[TASK GOAL]: Give nothing except the number of lines containing the word "isolates".

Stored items

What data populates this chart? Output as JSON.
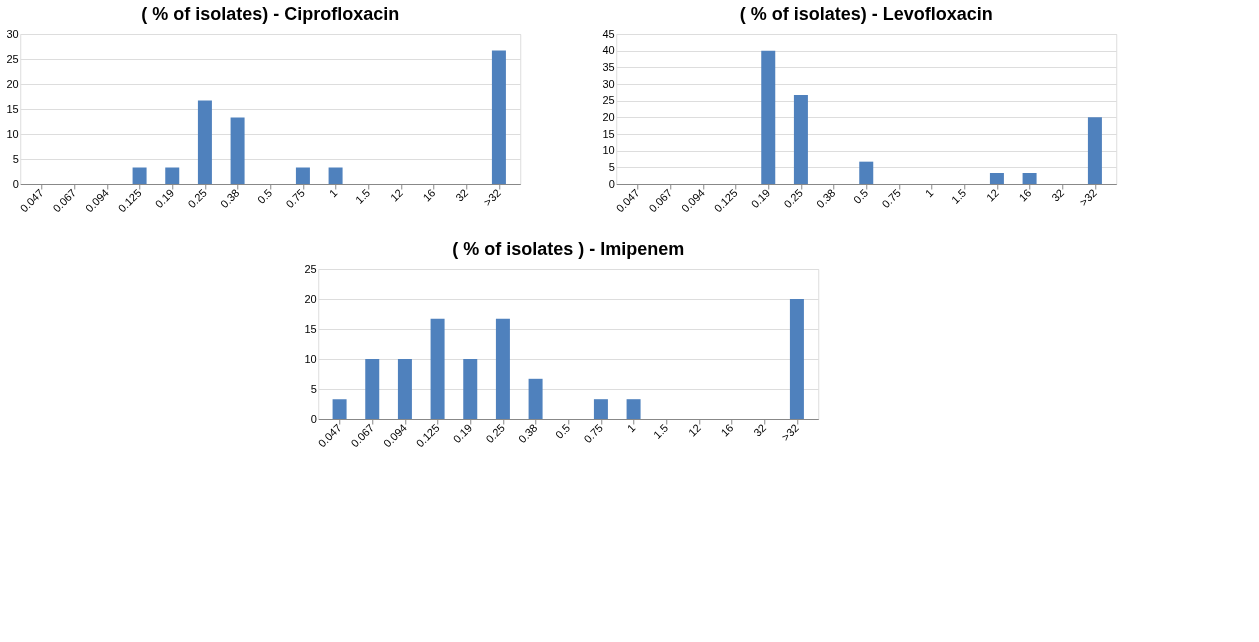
{
  "chart_data": [
    {
      "type": "bar",
      "title": "( % of isolates) - Ciprofloxacin",
      "categories": [
        "0.047",
        "0.067",
        "0.094",
        "0.125",
        "0.19",
        "0.25",
        "0.38",
        "0.5",
        "0.75",
        "1",
        "1.5",
        "12",
        "16",
        "32",
        ">32"
      ],
      "values": [
        0,
        0,
        0,
        3.3,
        3.3,
        16.7,
        13.3,
        0,
        3.3,
        3.3,
        0,
        0,
        0,
        0,
        26.7
      ],
      "color": "#4f81bd",
      "ylim": [
        0,
        30
      ],
      "yticks": [
        0,
        5,
        10,
        15,
        20,
        25,
        30
      ],
      "grid": "y"
    },
    {
      "type": "bar",
      "title": "( % of isolates) - Levofloxacin",
      "categories": [
        "0.047",
        "0.067",
        "0.094",
        "0.125",
        "0.19",
        "0.25",
        "0.38",
        "0.5",
        "0.75",
        "1",
        "1.5",
        "12",
        "16",
        "32",
        ">32"
      ],
      "values": [
        0,
        0,
        0,
        0,
        40,
        26.7,
        0,
        6.7,
        0,
        0,
        0,
        3.3,
        3.3,
        0,
        20
      ],
      "color": "#4f81bd",
      "ylim": [
        0,
        45
      ],
      "yticks": [
        0,
        5,
        10,
        15,
        20,
        25,
        30,
        35,
        40,
        45
      ],
      "grid": "y"
    },
    {
      "type": "bar",
      "title": "( % of isolates ) - Imipenem",
      "categories": [
        "0.047",
        "0.067",
        "0.094",
        "0.125",
        "0.19",
        "0.25",
        "0.38",
        "0.5",
        "0.75",
        "1",
        "1.5",
        "12",
        "16",
        "32",
        ">32"
      ],
      "values": [
        3.3,
        10,
        10,
        16.7,
        10,
        16.7,
        6.7,
        0,
        3.3,
        3.3,
        0,
        0,
        0,
        0,
        20
      ],
      "color": "#4f81bd",
      "ylim": [
        0,
        25
      ],
      "yticks": [
        0,
        5,
        10,
        15,
        20,
        25
      ],
      "grid": "y"
    }
  ]
}
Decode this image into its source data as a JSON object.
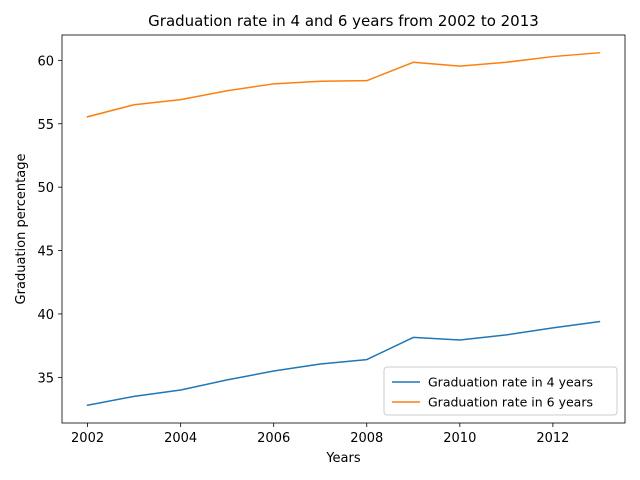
{
  "chart_data": {
    "type": "line",
    "title": "Graduation rate in 4 and 6 years from 2002 to 2013",
    "xlabel": "Years",
    "ylabel": "Graduation percentage",
    "x": [
      2002,
      2003,
      2004,
      2005,
      2006,
      2007,
      2008,
      2009,
      2010,
      2011,
      2012,
      2013
    ],
    "series": [
      {
        "name": "Graduation rate in 4 years",
        "color": "#1f77b4",
        "values": [
          32.8,
          33.5,
          34.0,
          34.8,
          35.5,
          36.05,
          36.4,
          38.15,
          37.95,
          38.35,
          38.9,
          39.4
        ]
      },
      {
        "name": "Graduation rate in 6 years",
        "color": "#ff7f0e",
        "values": [
          55.55,
          56.5,
          56.9,
          57.6,
          58.15,
          58.35,
          58.4,
          59.85,
          59.55,
          59.85,
          60.3,
          60.6
        ]
      }
    ],
    "xlim": [
      2001.45,
      2013.55
    ],
    "ylim": [
      31.4,
      62.0
    ],
    "xticks": [
      2002,
      2004,
      2006,
      2008,
      2010,
      2012
    ],
    "yticks": [
      35,
      40,
      45,
      50,
      55,
      60
    ],
    "legend": "lower-right",
    "grid": false
  }
}
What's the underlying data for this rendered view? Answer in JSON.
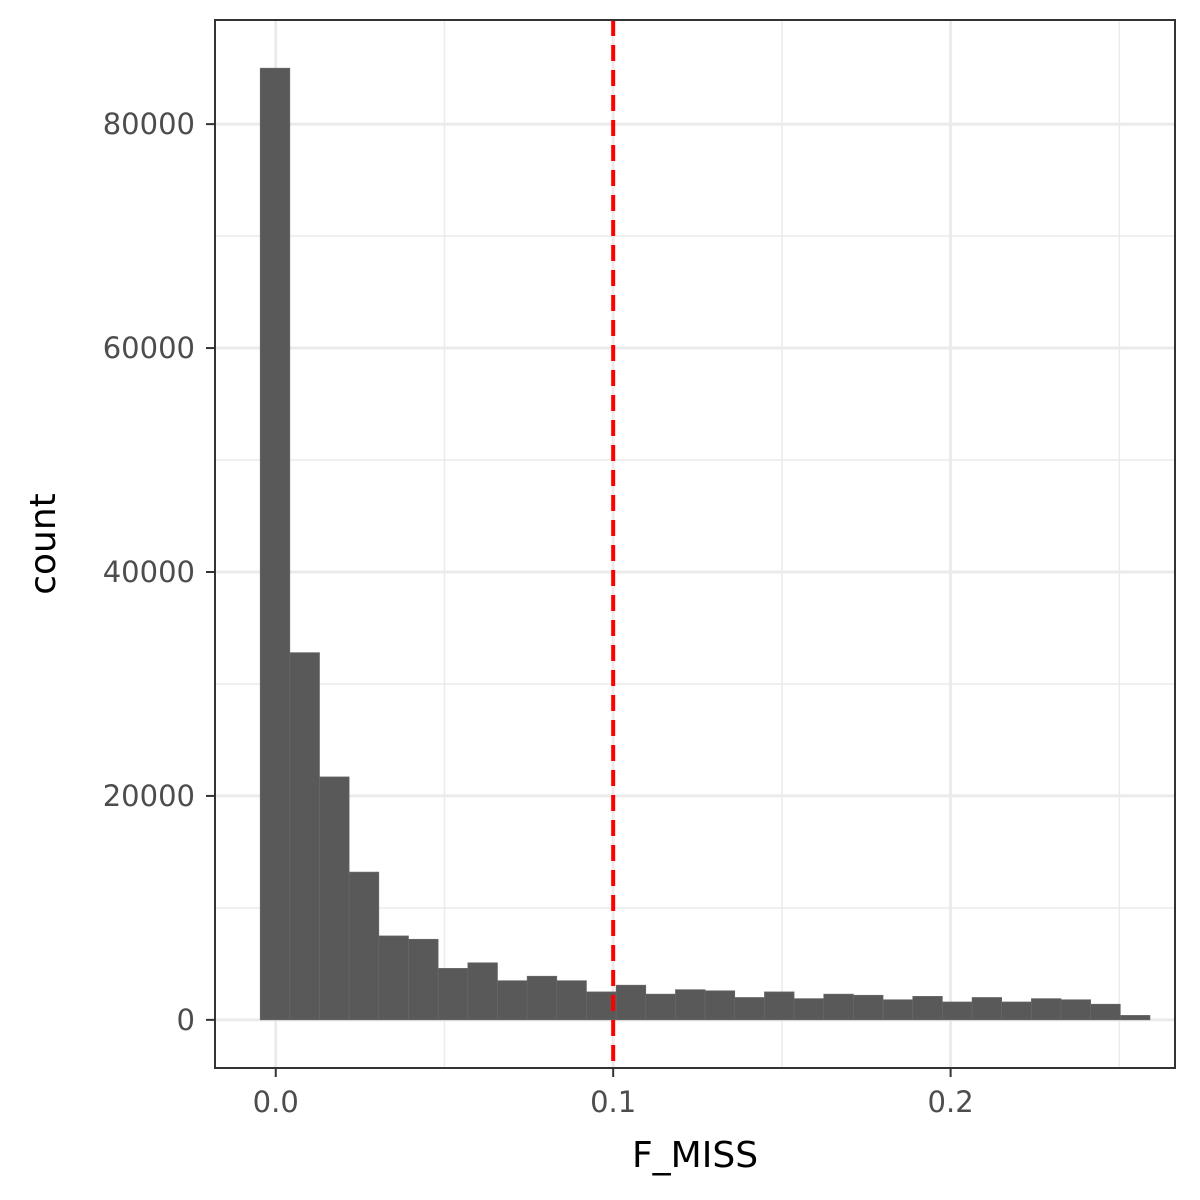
{
  "chart_data": {
    "type": "bar",
    "subtype": "histogram",
    "title": "",
    "xlabel": "F_MISS",
    "ylabel": "count",
    "xlim": [
      -0.018,
      0.2665
    ],
    "ylim": [
      -4300,
      89300
    ],
    "bin_width": 0.00879,
    "x_first_center": -0.000211,
    "values": [
      85000,
      32800,
      21700,
      13200,
      7500,
      7200,
      4600,
      5100,
      3500,
      3900,
      3500,
      2500,
      3100,
      2300,
      2700,
      2600,
      2000,
      2500,
      1900,
      2300,
      2200,
      1800,
      2100,
      1600,
      2000,
      1600,
      1900,
      1800,
      1400,
      400
    ],
    "x_ticks": [
      {
        "value": 0.0,
        "label": "0.0"
      },
      {
        "value": 0.1,
        "label": "0.1"
      },
      {
        "value": 0.2,
        "label": "0.2"
      }
    ],
    "x_minor_ticks": [
      0.05,
      0.15,
      0.25
    ],
    "y_ticks": [
      {
        "value": 0,
        "label": "0"
      },
      {
        "value": 20000,
        "label": "20000"
      },
      {
        "value": 40000,
        "label": "40000"
      },
      {
        "value": 60000,
        "label": "60000"
      },
      {
        "value": 80000,
        "label": "80000"
      }
    ],
    "y_minor_ticks": [
      10000,
      30000,
      50000,
      70000
    ],
    "vline": {
      "x": 0.1,
      "color": "#ff0000",
      "style": "dashed"
    },
    "bar_color": "#595959",
    "grid": true
  }
}
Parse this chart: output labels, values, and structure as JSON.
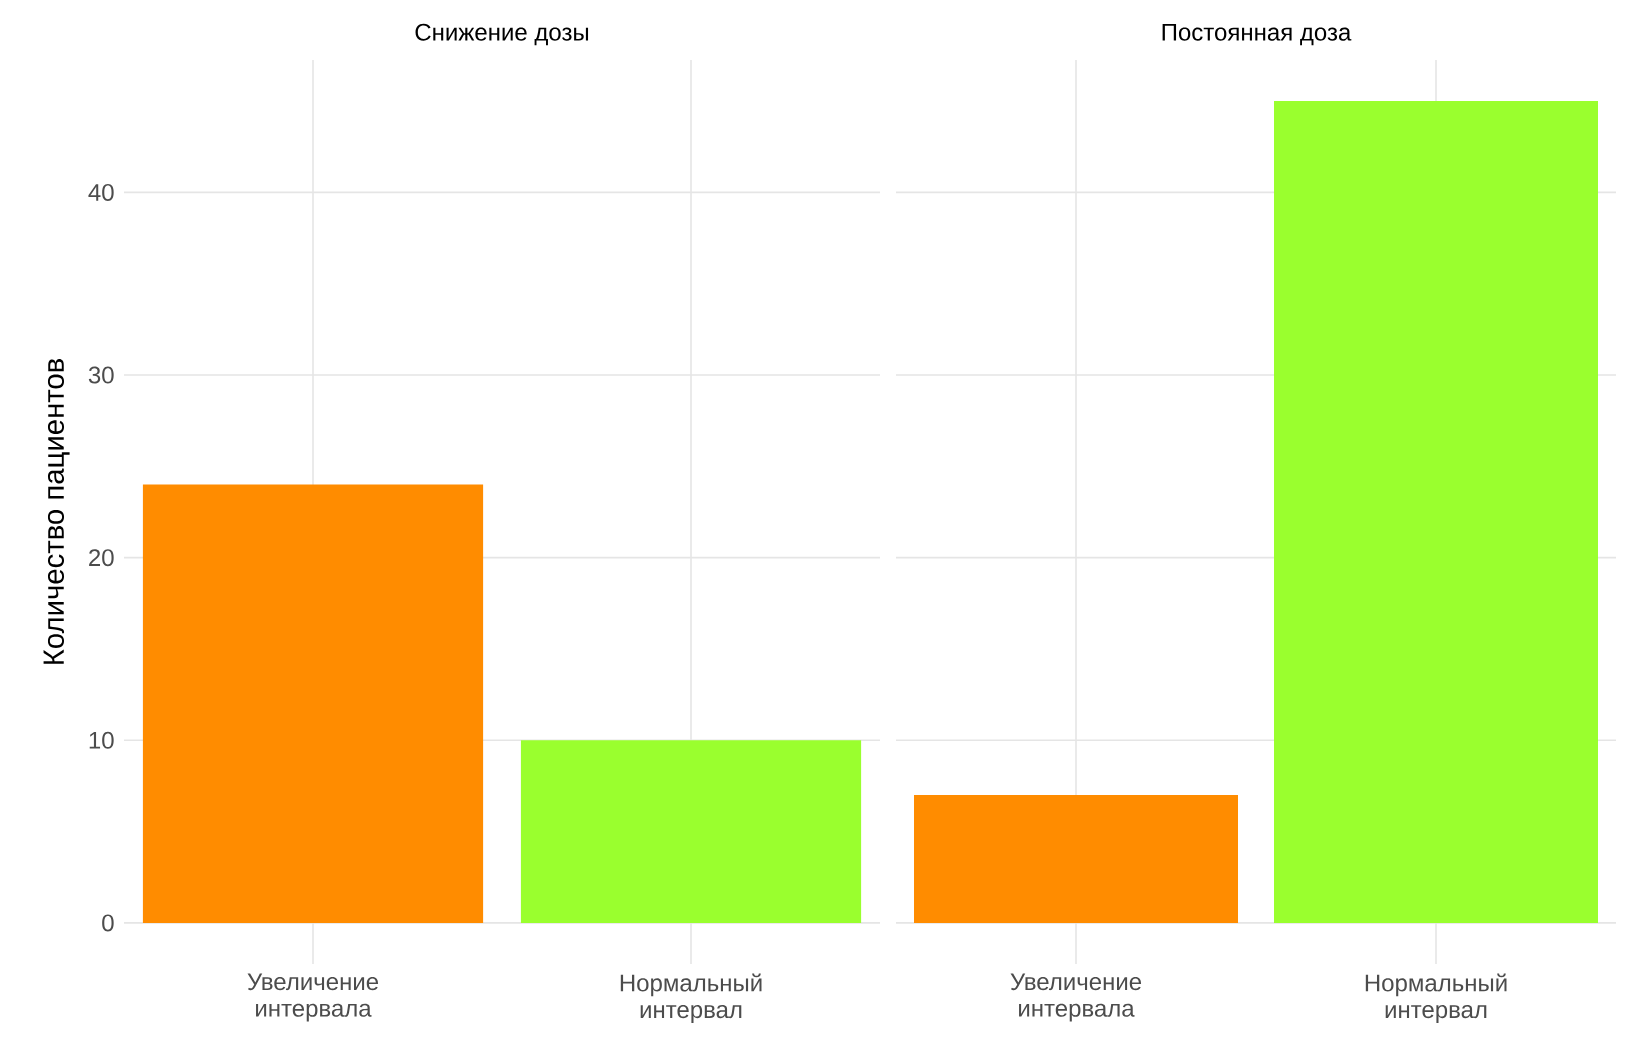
{
  "chart_data": [
    {
      "type": "bar",
      "title": "Снижение дозы",
      "ylabel": "Количество пациентов",
      "categories": [
        "Увеличение интервала",
        "Нормальный интервал"
      ],
      "values": [
        24,
        10
      ],
      "colors": [
        "#ff8c00",
        "#9aff2e"
      ],
      "ylim": [
        -2.25,
        47.25
      ],
      "yticks": [
        0,
        10,
        20,
        30,
        40
      ],
      "grid": true
    },
    {
      "type": "bar",
      "title": "Постоянная доза",
      "categories": [
        "Увеличение интервала",
        "Нормальный интервал"
      ],
      "values": [
        7,
        45
      ],
      "colors": [
        "#ff8c00",
        "#9aff2e"
      ],
      "ylim": [
        -2.25,
        47.25
      ],
      "yticks": [
        0,
        10,
        20,
        30,
        40
      ],
      "grid": true,
      "tick_labels": "x"
    }
  ]
}
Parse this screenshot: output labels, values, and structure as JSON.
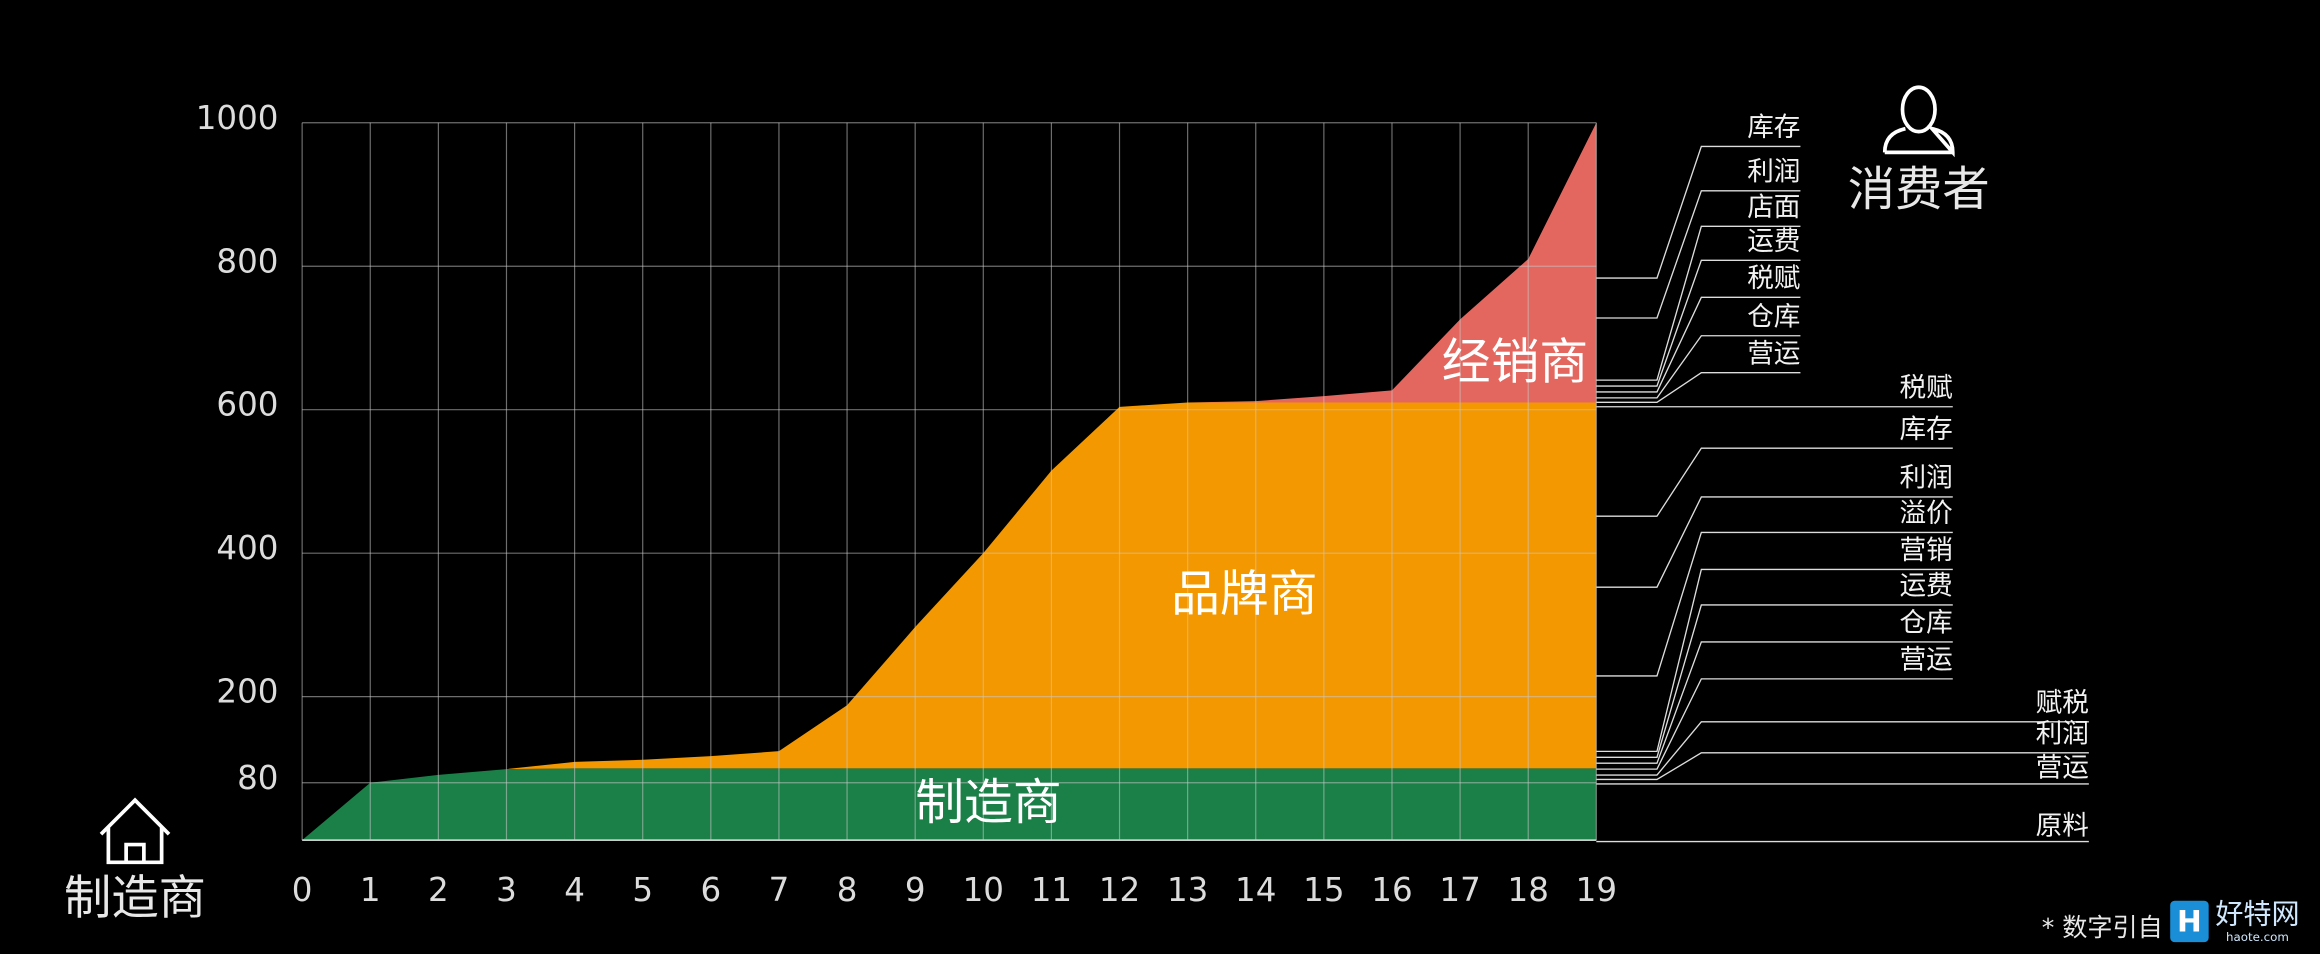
{
  "chart_data": {
    "type": "area",
    "stacked": true,
    "grid": true,
    "x": [
      0,
      1,
      2,
      3,
      4,
      5,
      6,
      7,
      8,
      9,
      10,
      11,
      12,
      13,
      14,
      15,
      16,
      17,
      18,
      19
    ],
    "xlim": [
      0,
      19
    ],
    "xticks": [
      0,
      1,
      2,
      3,
      4,
      5,
      6,
      7,
      8,
      9,
      10,
      11,
      12,
      13,
      14,
      15,
      16,
      17,
      18,
      19
    ],
    "ylim": [
      0,
      1000
    ],
    "yticks": [
      80,
      200,
      400,
      600,
      800,
      1000
    ],
    "series": [
      {
        "name": "制造商",
        "color": "#1b7f48",
        "values": [
          0,
          80,
          91,
          99,
          100,
          100,
          100,
          100,
          100,
          100,
          100,
          100,
          100,
          100,
          100,
          100,
          100,
          100,
          100,
          100
        ]
      },
      {
        "name": "品牌商",
        "color": "#f39800",
        "values": [
          0,
          0,
          0,
          0,
          9,
          12,
          17,
          24,
          88,
          197,
          300,
          415,
          504,
          510,
          510,
          510,
          510,
          510,
          510,
          510
        ]
      },
      {
        "name": "经销商",
        "color": "#e4675f",
        "values": [
          0,
          0,
          0,
          0,
          0,
          0,
          0,
          0,
          0,
          0,
          0,
          0,
          0,
          0,
          2,
          9,
          17,
          116,
          200,
          390
        ]
      }
    ],
    "cost_labels": [
      "库存",
      "利润",
      "店面",
      "运费",
      "税赋",
      "仓库",
      "营运",
      "税赋",
      "库存",
      "利润",
      "溢价",
      "营销",
      "运费",
      "仓库",
      "营运",
      "赋税",
      "利润",
      "营运",
      "原料"
    ],
    "start_label": "制造商",
    "end_label": "消费者",
    "footnote": "* 数字引自",
    "logo": "好特网",
    "logo_sub": "haote.com"
  }
}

[RESPONSE]: 3